Stated goal: All of the listing below must be repeated word for word. Pictures are the only thing to omit.

BEGIN Stored rows

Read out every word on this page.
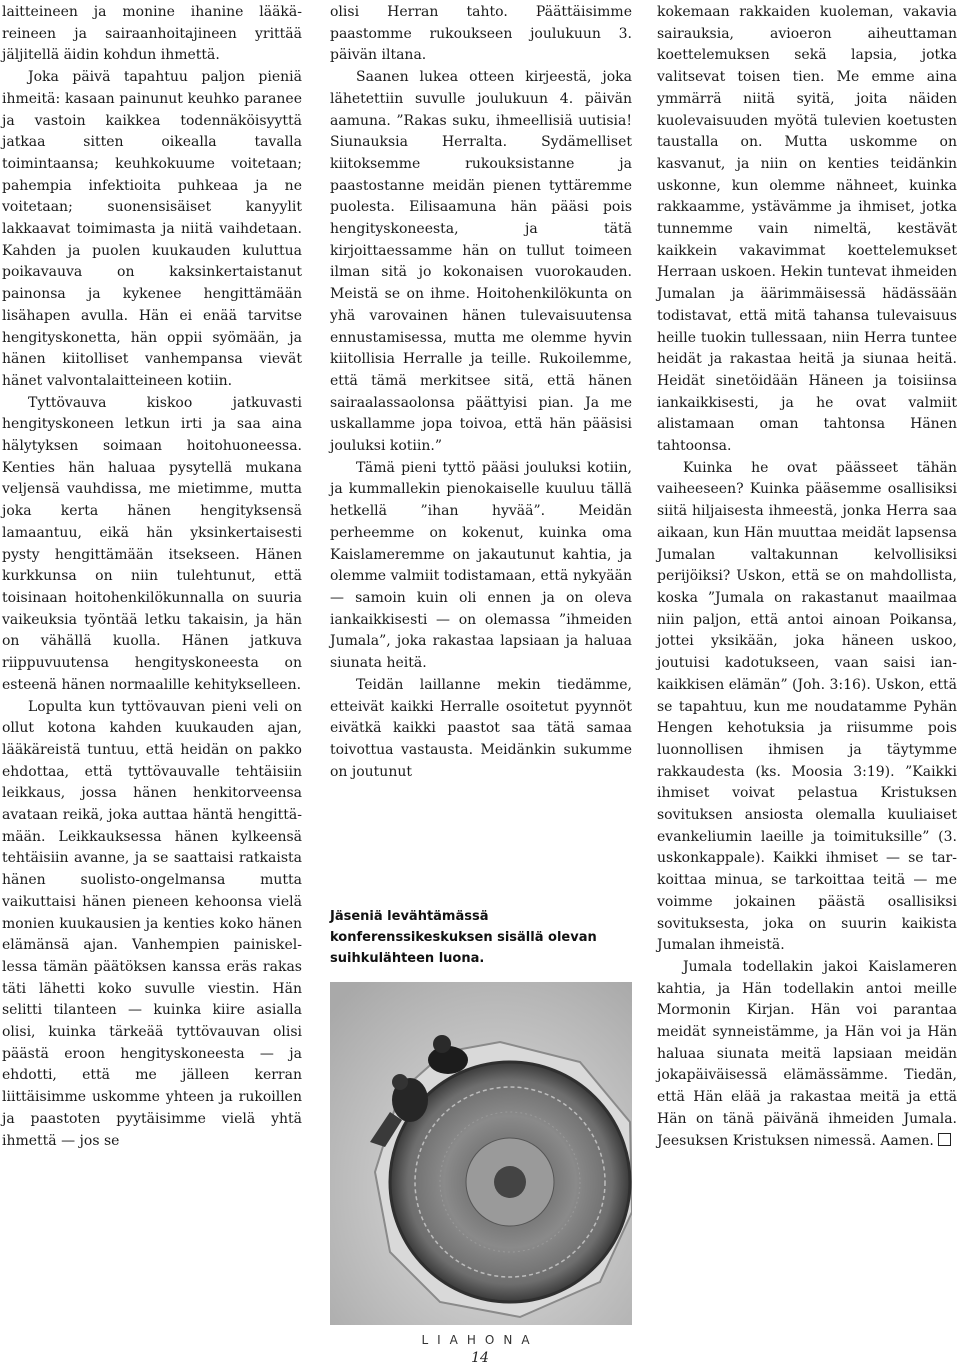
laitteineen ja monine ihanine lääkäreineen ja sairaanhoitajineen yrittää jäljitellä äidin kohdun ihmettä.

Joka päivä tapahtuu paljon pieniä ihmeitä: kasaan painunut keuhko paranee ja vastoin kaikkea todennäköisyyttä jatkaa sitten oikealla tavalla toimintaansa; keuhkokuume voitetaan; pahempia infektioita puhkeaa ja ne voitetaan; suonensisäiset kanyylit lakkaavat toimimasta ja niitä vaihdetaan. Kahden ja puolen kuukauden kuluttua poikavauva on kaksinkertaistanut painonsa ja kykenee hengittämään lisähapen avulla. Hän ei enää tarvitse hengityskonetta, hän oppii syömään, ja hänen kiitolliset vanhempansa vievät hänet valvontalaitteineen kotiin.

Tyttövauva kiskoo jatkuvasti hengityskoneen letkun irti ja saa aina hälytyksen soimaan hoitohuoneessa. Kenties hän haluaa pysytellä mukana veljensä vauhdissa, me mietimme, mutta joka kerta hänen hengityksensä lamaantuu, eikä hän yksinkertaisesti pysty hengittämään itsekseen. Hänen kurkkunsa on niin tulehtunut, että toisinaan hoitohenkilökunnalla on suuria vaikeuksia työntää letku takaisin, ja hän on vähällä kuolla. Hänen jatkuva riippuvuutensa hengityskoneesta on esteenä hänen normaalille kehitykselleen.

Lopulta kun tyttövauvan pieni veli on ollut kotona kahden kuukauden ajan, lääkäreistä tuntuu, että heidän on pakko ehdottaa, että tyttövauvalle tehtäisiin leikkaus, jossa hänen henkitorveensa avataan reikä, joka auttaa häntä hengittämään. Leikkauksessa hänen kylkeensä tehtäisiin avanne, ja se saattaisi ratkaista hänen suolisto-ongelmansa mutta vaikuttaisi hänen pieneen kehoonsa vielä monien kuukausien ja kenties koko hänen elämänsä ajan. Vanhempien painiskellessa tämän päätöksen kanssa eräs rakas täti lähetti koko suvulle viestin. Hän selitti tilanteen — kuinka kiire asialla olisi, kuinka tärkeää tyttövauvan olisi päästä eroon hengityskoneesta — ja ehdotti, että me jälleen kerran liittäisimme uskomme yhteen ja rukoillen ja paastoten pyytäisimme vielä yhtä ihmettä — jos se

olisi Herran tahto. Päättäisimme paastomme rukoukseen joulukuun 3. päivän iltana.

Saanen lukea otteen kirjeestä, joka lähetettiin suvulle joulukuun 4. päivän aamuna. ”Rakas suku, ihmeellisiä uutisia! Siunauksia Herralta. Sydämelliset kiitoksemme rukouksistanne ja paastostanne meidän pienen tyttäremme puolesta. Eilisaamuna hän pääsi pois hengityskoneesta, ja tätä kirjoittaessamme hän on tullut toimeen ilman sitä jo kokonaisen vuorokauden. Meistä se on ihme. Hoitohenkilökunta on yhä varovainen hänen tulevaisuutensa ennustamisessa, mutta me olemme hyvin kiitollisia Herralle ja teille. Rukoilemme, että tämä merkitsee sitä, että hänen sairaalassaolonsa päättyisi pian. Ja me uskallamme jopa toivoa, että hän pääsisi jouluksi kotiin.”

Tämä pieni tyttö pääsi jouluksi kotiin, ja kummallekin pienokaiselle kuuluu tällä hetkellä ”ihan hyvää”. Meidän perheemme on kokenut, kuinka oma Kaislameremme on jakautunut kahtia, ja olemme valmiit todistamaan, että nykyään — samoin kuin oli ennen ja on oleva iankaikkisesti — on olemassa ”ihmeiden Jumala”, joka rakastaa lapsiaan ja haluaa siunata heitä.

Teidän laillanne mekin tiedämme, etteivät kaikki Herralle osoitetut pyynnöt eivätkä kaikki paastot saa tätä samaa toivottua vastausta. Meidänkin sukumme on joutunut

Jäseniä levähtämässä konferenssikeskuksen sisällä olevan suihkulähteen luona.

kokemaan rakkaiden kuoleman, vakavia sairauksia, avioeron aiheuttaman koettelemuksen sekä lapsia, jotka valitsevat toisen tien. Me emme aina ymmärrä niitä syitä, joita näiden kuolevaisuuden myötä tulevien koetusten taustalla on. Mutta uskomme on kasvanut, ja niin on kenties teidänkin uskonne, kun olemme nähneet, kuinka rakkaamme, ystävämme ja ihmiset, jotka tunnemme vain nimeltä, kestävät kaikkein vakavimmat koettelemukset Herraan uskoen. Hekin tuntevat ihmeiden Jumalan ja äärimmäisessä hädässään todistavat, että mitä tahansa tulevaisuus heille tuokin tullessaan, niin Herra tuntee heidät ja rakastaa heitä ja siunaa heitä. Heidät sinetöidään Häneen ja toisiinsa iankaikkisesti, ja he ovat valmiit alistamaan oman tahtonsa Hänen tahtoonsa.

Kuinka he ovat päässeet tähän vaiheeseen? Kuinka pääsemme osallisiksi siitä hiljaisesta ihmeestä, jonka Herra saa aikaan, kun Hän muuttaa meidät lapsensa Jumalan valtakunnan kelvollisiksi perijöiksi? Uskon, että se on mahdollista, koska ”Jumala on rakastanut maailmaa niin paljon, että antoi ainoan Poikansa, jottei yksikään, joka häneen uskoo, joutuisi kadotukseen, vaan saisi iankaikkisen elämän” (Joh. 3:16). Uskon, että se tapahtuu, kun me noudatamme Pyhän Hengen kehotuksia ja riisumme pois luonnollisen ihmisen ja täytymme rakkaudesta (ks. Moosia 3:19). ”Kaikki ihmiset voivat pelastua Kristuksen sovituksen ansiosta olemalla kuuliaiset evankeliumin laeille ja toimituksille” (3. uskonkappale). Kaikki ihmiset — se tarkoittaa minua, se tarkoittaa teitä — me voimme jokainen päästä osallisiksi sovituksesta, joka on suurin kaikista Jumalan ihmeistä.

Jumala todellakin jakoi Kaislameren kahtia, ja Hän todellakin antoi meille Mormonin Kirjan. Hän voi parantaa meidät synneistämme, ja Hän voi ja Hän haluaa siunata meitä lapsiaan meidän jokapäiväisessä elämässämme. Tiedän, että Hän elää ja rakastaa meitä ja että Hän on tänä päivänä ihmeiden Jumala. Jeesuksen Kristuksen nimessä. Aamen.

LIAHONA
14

END Stored rows

Complete answer:
Read out every word on this page.
laitteineen ja monine ihanine lääkäreineen ja sairaanhoitajineen yrittää jäljitellä äidin kohdun ihmettä.

Joka päivä tapahtuu paljon pieniä ihmeitä: kasaan painunut keuhko paranee ja vastoin kaikkea todennäköisyyttä jatkaa sitten oikealla tavalla toimintaansa; keuhkokuume voitetaan; pahempia infektioita puhkeaa ja ne voitetaan; suonensisäiset kanyylit lakkaavat toimimasta ja niitä vaihdetaan. Kahden ja puolen kuukauden kuluttua poikavauva on kaksinkertaistanut painonsa ja kykenee hengittämään lisähapen avulla. Hän ei enää tarvitse hengityskonetta, hän oppii syömään, ja hänen kiitolliset vanhempansa vievät hänet valvontalaitteineen kotiin.

Tyttövauva kiskoo jatkuvasti hengityskoneen letkun irti ja saa aina hälytyksen soimaan hoitohuoneessa. Kenties hän haluaa pysytellä mukana veljensä vauhdissa, me mietimme, mutta joka kerta hänen hengityksensä lamaantuu, eikä hän yksinkertaisesti pysty hengittämään itsekseen. Hänen kurkkunsa on niin tulehtunut, että toisinaan hoitohenkilökunnalla on suuria vaikeuksia työntää letku takaisin, ja hän on vähällä kuolla. Hänen jatkuva riippuvuutensa hengityskoneesta on esteenä hänen normaalille kehitykselleen.

Lopulta kun tyttövauvan pieni veli on ollut kotona kahden kuukauden ajan, lääkäreistä tuntuu, että heidän on pakko ehdottaa, että tyttövauvalle tehtäisiin leikkaus, jossa hänen henkitorveensa avataan reikä, joka auttaa häntä hengittämään. Leikkauksessa hänen kylkeensä tehtäisiin avanne, ja se saattaisi ratkaista hänen suolisto-ongelmansa mutta vaikuttaisi hänen pieneen kehoonsa vielä monien kuukausien ja kenties koko hänen elämänsä ajan. Vanhempien painiskellessa tämän päätöksen kanssa eräs rakas täti lähetti koko suvulle viestin. Hän selitti tilanteen — kuinka kiire asialla olisi, kuinka tärkeää tyttövauvan olisi päästä eroon hengityskoneesta — ja ehdotti, että me jälleen kerran liittäisimme uskomme yhteen ja rukoillen ja paastoten pyytäisimme vielä yhtä ihmettä — jos se

olisi Herran tahto. Päättäisimme paastomme rukoukseen joulukuun 3. päivän iltana.

Saanen lukea otteen kirjeestä, joka lähetettiin suvulle joulukuun 4. päivän aamuna. ”Rakas suku, ihmeellisiä uutisia! Siunauksia Herralta. Sydämelliset kiitoksemme rukouksistanne ja paastostanne meidän pienen tyttäremme puolesta. Eilisaamuna hän pääsi pois hengityskoneesta, ja tätä kirjoittaessamme hän on tullut toimeen ilman sitä jo kokonaisen vuorokauden. Meistä se on ihme. Hoitohenkilökunta on yhä varovainen hänen tulevaisuutensa ennustamisessa, mutta me olemme hyvin kiitollisia Herralle ja teille. Rukoilemme, että tämä merkitsee sitä, että hänen sairaalassaolonsa päättyisi pian. Ja me uskallamme jopa toivoa, että hän pääsisi jouluksi kotiin.”

Tämä pieni tyttö pääsi jouluksi kotiin, ja kummallekin pienokaiselle kuuluu tällä hetkellä ”ihan hyvää”. Meidän perheemme on kokenut, kuinka oma Kaislameremme on jakautunut kahtia, ja olemme valmiit todistamaan, että nykyään — samoin kuin oli ennen ja on oleva iankaikkisesti — on olemassa ”ihmeiden Jumala”, joka rakastaa lapsiaan ja haluaa siunata heitä.

Teidän laillanne mekin tiedämme, etteivät kaikki Herralle osoitetut pyynnöt eivätkä kaikki paastot saa tätä samaa toivottua vastausta. Meidänkin sukumme on joutunut

Jäseniä levähtämässä konferenssikeskuksen sisällä olevan suihkulähteen luona.

kokemaan rakkaiden kuoleman, vakavia sairauksia, avioeron aiheuttaman koettelemuksen sekä lapsia, jotka valitsevat toisen tien. Me emme aina ymmärrä niitä syitä, joita näiden kuolevaisuuden myötä tulevien koetusten taustalla on. Mutta uskomme on kasvanut, ja niin on kenties teidänkin uskonne, kun olemme nähneet, kuinka rakkaamme, ystävämme ja ihmiset, jotka tunnemme vain nimeltä, kestävät kaikkein vakavimmat koettelemukset Herraan uskoen. Hekin tuntevat ihmeiden Jumalan ja äärimmäisessä hädässään todistavat, että mitä tahansa tulevaisuus heille tuokin tullessaan, niin Herra tuntee heidät ja rakastaa heitä ja siunaa heitä. Heidät sinetöidään Häneen ja toisiinsa iankaikkisesti, ja he ovat valmiit alistamaan oman tahtonsa Hänen tahtoonsa.

Kuinka he ovat päässeet tähän vaiheeseen? Kuinka pääsemme osallisiksi siitä hiljaisesta ihmeestä, jonka Herra saa aikaan, kun Hän muuttaa meidät lapsensa Jumalan valtakunnan kelvollisiksi perijöiksi? Uskon, että se on mahdollista, koska ”Jumala on rakastanut maailmaa niin paljon, että antoi ainoan Poikansa, jottei yksikään, joka häneen uskoo, joutuisi kadotukseen, vaan saisi iankaikkisen elämän” (Joh. 3:16). Uskon, että se tapahtuu, kun me noudatamme Pyhän Hengen kehotuksia ja riisumme pois luonnollisen ihmisen ja täytymme rakkaudesta (ks. Moosia 3:19). ”Kaikki ihmiset voivat pelastua Kristuksen sovituksen ansiosta olemalla kuuliaiset evankeliumin laeille ja toimituksille” (3. uskonkappale). Kaikki ihmiset — se tarkoittaa minua, se tarkoittaa teitä — me voimme jokainen päästä osallisiksi sovituksesta, joka on suurin kaikista Jumalan ihmeistä.

Jumala todellakin jakoi Kaislameren kahtia, ja Hän todellakin antoi meille Mormonin Kirjan. Hän voi parantaa meidät synneistämme, ja Hän voi ja Hän haluaa siunata meitä lapsiaan meidän jokapäiväisessä elämässämme. Tiedän, että Hän elää ja rakastaa meitä ja että Hän on tänä päivänä ihmeiden Jumala. Jeesuksen Kristuksen nimessä. Aamen.

LIAHONA
14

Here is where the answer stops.